» **EXERCISE DETAILS**
Word for word, give the material below again, minus any images.

» **RECORDS FOR PROCESSING**
_ _ _ _
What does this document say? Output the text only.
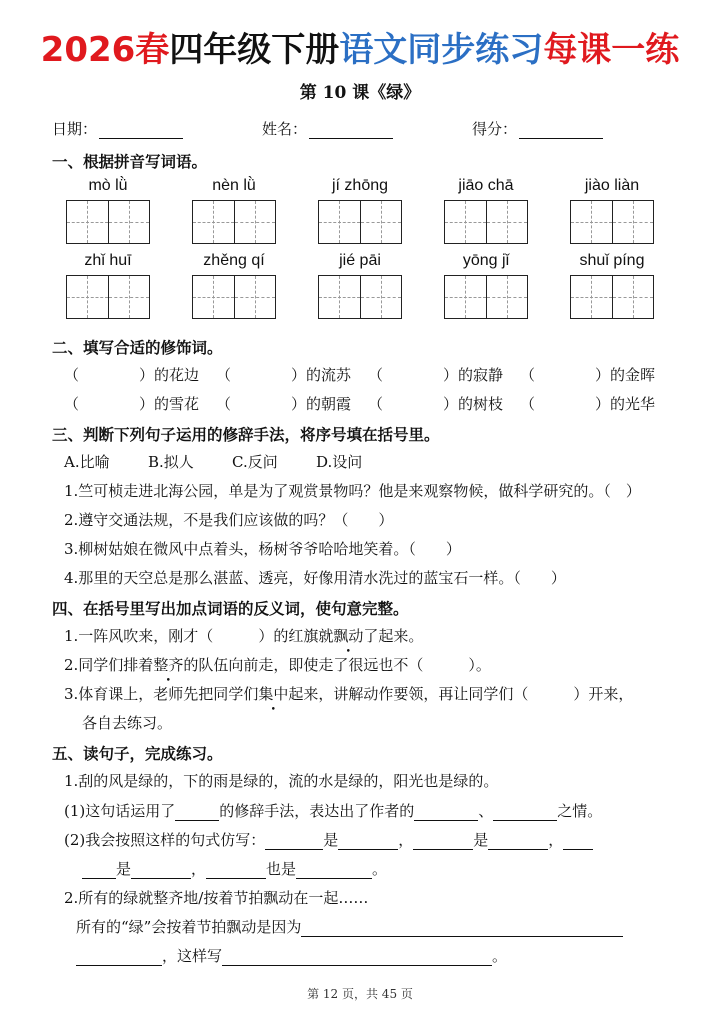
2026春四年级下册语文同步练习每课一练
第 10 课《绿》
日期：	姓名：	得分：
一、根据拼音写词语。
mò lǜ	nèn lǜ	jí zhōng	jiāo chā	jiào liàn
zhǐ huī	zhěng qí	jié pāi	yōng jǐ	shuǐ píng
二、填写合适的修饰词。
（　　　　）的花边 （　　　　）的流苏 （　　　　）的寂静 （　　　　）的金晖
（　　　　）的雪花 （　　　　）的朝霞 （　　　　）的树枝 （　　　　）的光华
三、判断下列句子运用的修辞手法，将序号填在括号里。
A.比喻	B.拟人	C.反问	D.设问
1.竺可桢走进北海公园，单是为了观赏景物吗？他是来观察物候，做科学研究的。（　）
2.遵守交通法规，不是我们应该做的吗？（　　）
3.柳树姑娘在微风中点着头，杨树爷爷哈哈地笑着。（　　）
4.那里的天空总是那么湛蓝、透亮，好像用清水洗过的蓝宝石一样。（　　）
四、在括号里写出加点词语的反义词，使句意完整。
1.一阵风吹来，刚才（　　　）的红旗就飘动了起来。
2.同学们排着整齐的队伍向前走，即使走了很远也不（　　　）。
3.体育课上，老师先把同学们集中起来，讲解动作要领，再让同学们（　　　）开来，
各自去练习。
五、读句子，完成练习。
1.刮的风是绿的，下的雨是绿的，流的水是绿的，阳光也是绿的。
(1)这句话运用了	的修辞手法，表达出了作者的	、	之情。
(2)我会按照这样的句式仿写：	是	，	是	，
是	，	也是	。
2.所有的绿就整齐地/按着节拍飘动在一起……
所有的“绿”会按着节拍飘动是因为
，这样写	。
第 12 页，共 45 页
_ _ _ _
» **RESPONSE TO THIS TASK**
What does this document say? Output the text only.
2026春四年级下册语文同步练习每课一练
第 10 课《绿》
日期：	姓名：	得分：
一、根据拼音写词语。
mò lǜ	nèn lǜ	jí zhōng	jiāo chā	jiào liàn
zhǐ huī	zhěng qí	jié pāi	yōng jǐ	shuǐ píng
二、填写合适的修饰词。
（　　　　）的花边 （　　　　）的流苏 （　　　　）的寂静 （　　　　）的金晖
（　　　　）的雪花 （　　　　）的朝霞 （　　　　）的树枝 （　　　　）的光华
三、判断下列句子运用的修辞手法，将序号填在括号里。
A.比喻	B.拟人	C.反问	D.设问
1.竺可桢走进北海公园，单是为了观赏景物吗？他是来观察物候，做科学研究的。（　）
2.遵守交通法规，不是我们应该做的吗？（　　）
3.柳树姑娘在微风中点着头，杨树爷爷哈哈地笑着。（　　）
4.那里的天空总是那么湛蓝、透亮，好像用清水洗过的蓝宝石一样。（　　）
四、在括号里写出加点词语的反义词，使句意完整。
1.一阵风吹来，刚才（　　　）的红旗就飘动了起来。
2.同学们排着整齐的队伍向前走，即使走了很远也不（　　　）。
3.体育课上，老师先把同学们集中起来，讲解动作要领，再让同学们（　　　）开来，
各自去练习。
五、读句子，完成练习。
1.刮的风是绿的，下的雨是绿的，流的水是绿的，阳光也是绿的。
(1)这句话运用了	的修辞手法，表达出了作者的	、	之情。
(2)我会按照这样的句式仿写：	是	，	是	，
是	，	也是	。
2.所有的绿就整齐地/按着节拍飘动在一起……
所有的“绿”会按着节拍飘动是因为
，这样写	。
第 12 页，共 45 页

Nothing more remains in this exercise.